=== Material provided ===

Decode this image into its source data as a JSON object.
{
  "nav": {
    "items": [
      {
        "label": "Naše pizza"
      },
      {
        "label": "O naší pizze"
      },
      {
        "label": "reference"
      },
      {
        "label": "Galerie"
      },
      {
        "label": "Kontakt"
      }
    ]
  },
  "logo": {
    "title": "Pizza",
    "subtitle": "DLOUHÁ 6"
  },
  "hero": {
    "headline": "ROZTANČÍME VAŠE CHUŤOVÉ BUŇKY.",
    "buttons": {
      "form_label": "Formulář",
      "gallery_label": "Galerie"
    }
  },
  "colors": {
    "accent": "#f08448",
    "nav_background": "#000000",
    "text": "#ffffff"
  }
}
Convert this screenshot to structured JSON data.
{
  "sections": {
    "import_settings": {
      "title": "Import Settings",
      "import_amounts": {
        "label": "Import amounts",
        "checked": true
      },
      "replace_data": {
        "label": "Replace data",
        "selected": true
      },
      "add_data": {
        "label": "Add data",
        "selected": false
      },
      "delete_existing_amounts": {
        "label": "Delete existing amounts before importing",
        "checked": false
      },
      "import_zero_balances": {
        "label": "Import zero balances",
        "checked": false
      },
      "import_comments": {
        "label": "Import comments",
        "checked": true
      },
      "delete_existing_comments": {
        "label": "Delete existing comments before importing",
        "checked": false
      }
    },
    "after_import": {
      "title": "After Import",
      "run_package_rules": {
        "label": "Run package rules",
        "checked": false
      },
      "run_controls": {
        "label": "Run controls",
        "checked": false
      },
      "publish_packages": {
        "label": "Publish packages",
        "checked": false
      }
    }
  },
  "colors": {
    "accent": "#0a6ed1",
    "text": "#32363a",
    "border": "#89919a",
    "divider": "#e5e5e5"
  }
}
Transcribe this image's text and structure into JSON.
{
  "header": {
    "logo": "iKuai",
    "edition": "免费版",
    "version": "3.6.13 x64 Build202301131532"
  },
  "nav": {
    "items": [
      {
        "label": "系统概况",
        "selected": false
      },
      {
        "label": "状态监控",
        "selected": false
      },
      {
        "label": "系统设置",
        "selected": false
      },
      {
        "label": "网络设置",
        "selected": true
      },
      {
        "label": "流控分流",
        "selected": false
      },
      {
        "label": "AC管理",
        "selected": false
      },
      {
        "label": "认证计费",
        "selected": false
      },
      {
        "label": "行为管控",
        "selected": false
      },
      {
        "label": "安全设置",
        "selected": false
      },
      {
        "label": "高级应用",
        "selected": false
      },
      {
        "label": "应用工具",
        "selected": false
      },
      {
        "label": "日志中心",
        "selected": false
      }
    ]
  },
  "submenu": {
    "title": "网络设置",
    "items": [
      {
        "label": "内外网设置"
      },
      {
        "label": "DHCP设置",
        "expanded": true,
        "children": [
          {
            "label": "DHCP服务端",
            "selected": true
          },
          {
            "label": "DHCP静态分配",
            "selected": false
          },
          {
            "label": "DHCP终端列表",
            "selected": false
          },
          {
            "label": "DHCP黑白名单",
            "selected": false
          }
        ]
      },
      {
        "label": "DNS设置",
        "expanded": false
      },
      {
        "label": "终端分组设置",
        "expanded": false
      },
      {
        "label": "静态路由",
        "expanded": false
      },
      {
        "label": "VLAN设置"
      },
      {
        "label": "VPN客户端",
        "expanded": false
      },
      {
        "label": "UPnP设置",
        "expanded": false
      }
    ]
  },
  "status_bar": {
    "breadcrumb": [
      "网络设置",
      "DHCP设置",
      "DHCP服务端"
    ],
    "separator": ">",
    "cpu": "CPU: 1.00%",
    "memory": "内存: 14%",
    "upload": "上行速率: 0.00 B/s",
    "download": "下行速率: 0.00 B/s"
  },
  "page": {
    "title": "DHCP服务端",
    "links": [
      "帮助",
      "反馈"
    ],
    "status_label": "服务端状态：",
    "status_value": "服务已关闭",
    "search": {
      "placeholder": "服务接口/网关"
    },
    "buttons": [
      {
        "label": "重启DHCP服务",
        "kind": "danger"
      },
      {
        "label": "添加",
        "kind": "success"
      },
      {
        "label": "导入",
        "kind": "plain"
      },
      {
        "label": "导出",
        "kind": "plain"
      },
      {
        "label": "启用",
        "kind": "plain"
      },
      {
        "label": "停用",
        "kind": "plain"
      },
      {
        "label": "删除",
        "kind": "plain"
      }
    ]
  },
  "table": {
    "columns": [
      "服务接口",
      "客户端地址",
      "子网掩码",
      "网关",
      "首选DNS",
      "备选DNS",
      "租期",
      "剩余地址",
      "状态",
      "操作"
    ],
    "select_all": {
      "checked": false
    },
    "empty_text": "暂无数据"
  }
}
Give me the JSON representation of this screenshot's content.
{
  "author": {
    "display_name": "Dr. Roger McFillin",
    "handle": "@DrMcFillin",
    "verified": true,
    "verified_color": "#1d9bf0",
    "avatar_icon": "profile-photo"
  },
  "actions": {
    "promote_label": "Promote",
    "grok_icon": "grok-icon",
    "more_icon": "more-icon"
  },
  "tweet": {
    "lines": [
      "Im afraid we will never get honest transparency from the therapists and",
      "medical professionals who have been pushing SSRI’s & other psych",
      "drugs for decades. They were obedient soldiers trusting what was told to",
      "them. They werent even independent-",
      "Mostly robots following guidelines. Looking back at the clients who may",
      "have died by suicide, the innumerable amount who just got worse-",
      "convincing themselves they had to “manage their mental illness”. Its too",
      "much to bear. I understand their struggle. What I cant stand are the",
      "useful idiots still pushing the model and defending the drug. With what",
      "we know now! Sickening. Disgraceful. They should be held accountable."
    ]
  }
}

===

_Exercise instructions_
From the entries above, copy every line where the word "JSON" shows up.

_Expected output_
Decode this image into its source data as a JSON object.
Convert this screenshot to structured JSON data.
Transcribe this image's text and structure into JSON.
Give me the JSON representation of this screenshot's content.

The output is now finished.